• GIVEN PROBLEM:
Your task is to output the entries below word for word.

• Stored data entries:
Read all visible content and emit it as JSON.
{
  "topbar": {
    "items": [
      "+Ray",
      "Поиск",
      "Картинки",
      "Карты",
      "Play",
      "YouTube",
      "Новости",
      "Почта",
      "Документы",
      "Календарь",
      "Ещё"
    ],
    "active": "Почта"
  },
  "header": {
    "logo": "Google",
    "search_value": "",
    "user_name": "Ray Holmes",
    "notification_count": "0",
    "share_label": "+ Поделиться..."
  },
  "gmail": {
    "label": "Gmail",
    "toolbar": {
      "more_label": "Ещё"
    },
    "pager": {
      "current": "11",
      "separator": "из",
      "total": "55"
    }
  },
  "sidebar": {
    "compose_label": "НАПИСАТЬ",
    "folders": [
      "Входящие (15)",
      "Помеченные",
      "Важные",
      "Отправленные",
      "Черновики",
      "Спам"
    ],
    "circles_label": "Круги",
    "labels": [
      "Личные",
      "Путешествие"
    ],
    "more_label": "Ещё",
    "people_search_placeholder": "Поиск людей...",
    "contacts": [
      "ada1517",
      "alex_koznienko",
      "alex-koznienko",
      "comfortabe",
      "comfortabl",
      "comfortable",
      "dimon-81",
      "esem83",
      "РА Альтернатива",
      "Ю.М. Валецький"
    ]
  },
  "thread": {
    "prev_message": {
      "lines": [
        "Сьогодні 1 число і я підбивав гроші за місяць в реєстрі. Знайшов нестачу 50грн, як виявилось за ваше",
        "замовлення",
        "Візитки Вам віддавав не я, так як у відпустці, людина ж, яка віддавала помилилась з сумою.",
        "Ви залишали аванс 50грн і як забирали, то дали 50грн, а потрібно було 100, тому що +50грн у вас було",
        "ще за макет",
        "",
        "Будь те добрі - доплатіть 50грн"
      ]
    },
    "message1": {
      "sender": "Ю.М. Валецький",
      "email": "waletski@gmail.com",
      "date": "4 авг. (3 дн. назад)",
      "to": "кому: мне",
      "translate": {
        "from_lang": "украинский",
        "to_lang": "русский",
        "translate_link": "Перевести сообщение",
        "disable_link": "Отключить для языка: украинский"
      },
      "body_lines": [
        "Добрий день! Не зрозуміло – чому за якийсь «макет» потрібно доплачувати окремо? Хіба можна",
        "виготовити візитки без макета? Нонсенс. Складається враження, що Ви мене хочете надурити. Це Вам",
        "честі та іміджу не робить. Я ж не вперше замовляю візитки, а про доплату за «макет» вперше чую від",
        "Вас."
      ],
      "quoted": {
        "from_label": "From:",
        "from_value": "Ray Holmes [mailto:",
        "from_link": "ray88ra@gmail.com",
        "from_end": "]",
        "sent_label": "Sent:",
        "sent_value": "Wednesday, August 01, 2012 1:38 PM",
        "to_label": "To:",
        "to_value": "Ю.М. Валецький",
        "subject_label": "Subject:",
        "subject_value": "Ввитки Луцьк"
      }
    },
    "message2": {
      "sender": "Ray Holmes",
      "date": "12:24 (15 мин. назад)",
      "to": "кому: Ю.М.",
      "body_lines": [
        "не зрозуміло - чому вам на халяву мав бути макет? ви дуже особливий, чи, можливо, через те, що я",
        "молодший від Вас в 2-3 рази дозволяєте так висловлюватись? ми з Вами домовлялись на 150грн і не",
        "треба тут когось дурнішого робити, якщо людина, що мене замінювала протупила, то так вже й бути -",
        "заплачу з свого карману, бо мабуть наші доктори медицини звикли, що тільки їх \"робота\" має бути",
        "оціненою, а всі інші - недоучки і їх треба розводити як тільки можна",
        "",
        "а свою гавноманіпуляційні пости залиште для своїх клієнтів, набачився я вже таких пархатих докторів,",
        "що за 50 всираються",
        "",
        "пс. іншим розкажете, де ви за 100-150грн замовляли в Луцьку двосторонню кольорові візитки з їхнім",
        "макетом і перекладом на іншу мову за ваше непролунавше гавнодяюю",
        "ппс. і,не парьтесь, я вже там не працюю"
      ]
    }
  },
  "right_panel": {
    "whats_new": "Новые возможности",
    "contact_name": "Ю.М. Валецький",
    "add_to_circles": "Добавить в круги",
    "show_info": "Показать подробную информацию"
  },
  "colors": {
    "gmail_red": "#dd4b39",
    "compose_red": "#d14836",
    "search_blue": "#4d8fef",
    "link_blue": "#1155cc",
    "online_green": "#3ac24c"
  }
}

• RESULT:
Read all visible content and emit it as JSON.
{
  "topbar": {
    "items": [
      "+Ray",
      "Поиск",
      "Картинки",
      "Карты",
      "Play",
      "YouTube",
      "Новости",
      "Почта",
      "Документы",
      "Календарь",
      "Ещё"
    ],
    "active": "Почта"
  },
  "header": {
    "logo": "Google",
    "search_value": "",
    "user_name": "Ray Holmes",
    "notification_count": "0",
    "share_label": "+ Поделиться..."
  },
  "gmail": {
    "label": "Gmail",
    "toolbar": {
      "more_label": "Ещё"
    },
    "pager": {
      "current": "11",
      "separator": "из",
      "total": "55"
    }
  },
  "sidebar": {
    "compose_label": "НАПИСАТЬ",
    "folders": [
      "Входящие (15)",
      "Помеченные",
      "Важные",
      "Отправленные",
      "Черновики",
      "Спам"
    ],
    "circles_label": "Круги",
    "labels": [
      "Личные",
      "Путешествие"
    ],
    "more_label": "Ещё",
    "people_search_placeholder": "Поиск людей...",
    "contacts": [
      "ada1517",
      "alex_koznienko",
      "alex-koznienko",
      "comfortabe",
      "comfortabl",
      "comfortable",
      "dimon-81",
      "esem83",
      "РА Альтернатива",
      "Ю.М. Валецький"
    ]
  },
  "thread": {
    "prev_message": {
      "lines": [
        "Сьогодні 1 число і я підбивав гроші за місяць в реєстрі. Знайшов нестачу 50грн, як виявилось за ваше",
        "замовлення",
        "Візитки Вам віддавав не я, так як у відпустці, людина ж, яка віддавала помилилась з сумою.",
        "Ви залишали аванс 50грн і як забирали, то дали 50грн, а потрібно було 100, тому що +50грн у вас було",
        "ще за макет",
        "",
        "Будь те добрі - доплатіть 50грн"
      ]
    },
    "message1": {
      "sender": "Ю.М. Валецький",
      "email": "waletski@gmail.com",
      "date": "4 авг. (3 дн. назад)",
      "to": "кому: мне",
      "translate": {
        "from_lang": "украинский",
        "to_lang": "русский",
        "translate_link": "Перевести сообщение",
        "disable_link": "Отключить для языка: украинский"
      },
      "body_lines": [
        "Добрий день! Не зрозуміло – чому за якийсь «макет» потрібно доплачувати окремо? Хіба можна",
        "виготовити візитки без макета? Нонсенс. Складається враження, що Ви мене хочете надурити. Це Вам",
        "честі та іміджу не робить. Я ж не вперше замовляю візитки, а про доплату за «макет» вперше чую від",
        "Вас."
      ],
      "quoted": {
        "from_label": "From:",
        "from_value": "Ray Holmes [mailto:",
        "from_link": "ray88ra@gmail.com",
        "from_end": "]",
        "sent_label": "Sent:",
        "sent_value": "Wednesday, August 01, 2012 1:38 PM",
        "to_label": "To:",
        "to_value": "Ю.М. Валецький",
        "subject_label": "Subject:",
        "subject_value": "Ввитки Луцьк"
      }
    },
    "message2": {
      "sender": "Ray Holmes",
      "date": "12:24 (15 мин. назад)",
      "to": "кому: Ю.М.",
      "body_lines": [
        "не зрозуміло - чому вам на халяву мав бути макет? ви дуже особливий, чи, можливо, через те, що я",
        "молодший від Вас в 2-3 рази дозволяєте так висловлюватись? ми з Вами домовлялись на 150грн і не",
        "треба тут когось дурнішого робити, якщо людина, що мене замінювала протупила, то так вже й бути -",
        "заплачу з свого карману, бо мабуть наші доктори медицини звикли, що тільки їх \"робота\" має бути",
        "оціненою, а всі інші - недоучки і їх треба розводити як тільки можна",
        "",
        "а свою гавноманіпуляційні пости залиште для своїх клієнтів, набачився я вже таких пархатих докторів,",
        "що за 50 всираються",
        "",
        "пс. іншим розкажете, де ви за 100-150грн замовляли в Луцьку двосторонню кольорові візитки з їхнім",
        "макетом і перекладом на іншу мову за ваше непролунавше гавнодяюю",
        "ппс. і,не парьтесь, я вже там не працюю"
      ]
    }
  },
  "right_panel": {
    "whats_new": "Новые возможности",
    "contact_name": "Ю.М. Валецький",
    "add_to_circles": "Добавить в круги",
    "show_info": "Показать подробную информацию"
  },
  "colors": {
    "gmail_red": "#dd4b39",
    "compose_red": "#d14836",
    "search_blue": "#4d8fef",
    "link_blue": "#1155cc",
    "online_green": "#3ac24c"
  }
}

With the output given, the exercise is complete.